#### [Goal]
Return the whole listing exactly as it stands.

#### [Records for this task]

╔══

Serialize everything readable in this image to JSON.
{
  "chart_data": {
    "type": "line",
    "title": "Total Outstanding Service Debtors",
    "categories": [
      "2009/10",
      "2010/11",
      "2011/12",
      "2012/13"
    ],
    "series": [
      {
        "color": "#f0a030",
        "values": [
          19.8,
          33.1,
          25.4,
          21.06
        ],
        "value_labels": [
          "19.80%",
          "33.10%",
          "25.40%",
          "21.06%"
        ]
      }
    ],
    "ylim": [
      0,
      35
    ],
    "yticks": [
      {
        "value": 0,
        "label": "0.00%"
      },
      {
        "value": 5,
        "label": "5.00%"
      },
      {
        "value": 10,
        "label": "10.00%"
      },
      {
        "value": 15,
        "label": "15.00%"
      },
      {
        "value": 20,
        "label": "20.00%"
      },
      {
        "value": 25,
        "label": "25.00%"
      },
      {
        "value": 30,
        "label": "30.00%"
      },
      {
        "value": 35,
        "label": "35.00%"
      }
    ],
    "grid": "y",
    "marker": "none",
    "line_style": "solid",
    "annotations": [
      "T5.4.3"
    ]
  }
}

╚══

#### [Reply]
Serialize everything readable in this image to JSON.
{
  "chart_data": {
    "type": "line",
    "title": "Total Outstanding Service Debtors",
    "categories": [
      "2009/10",
      "2010/11",
      "2011/12",
      "2012/13"
    ],
    "series": [
      {
        "color": "#f0a030",
        "values": [
          19.8,
          33.1,
          25.4,
          21.06
        ],
        "value_labels": [
          "19.80%",
          "33.10%",
          "25.40%",
          "21.06%"
        ]
      }
    ],
    "ylim": [
      0,
      35
    ],
    "yticks": [
      {
        "value": 0,
        "label": "0.00%"
      },
      {
        "value": 5,
        "label": "5.00%"
      },
      {
        "value": 10,
        "label": "10.00%"
      },
      {
        "value": 15,
        "label": "15.00%"
      },
      {
        "value": 20,
        "label": "20.00%"
      },
      {
        "value": 25,
        "label": "25.00%"
      },
      {
        "value": 30,
        "label": "30.00%"
      },
      {
        "value": 35,
        "label": "35.00%"
      }
    ],
    "grid": "y",
    "marker": "none",
    "line_style": "solid",
    "annotations": [
      "T5.4.3"
    ]
  }
}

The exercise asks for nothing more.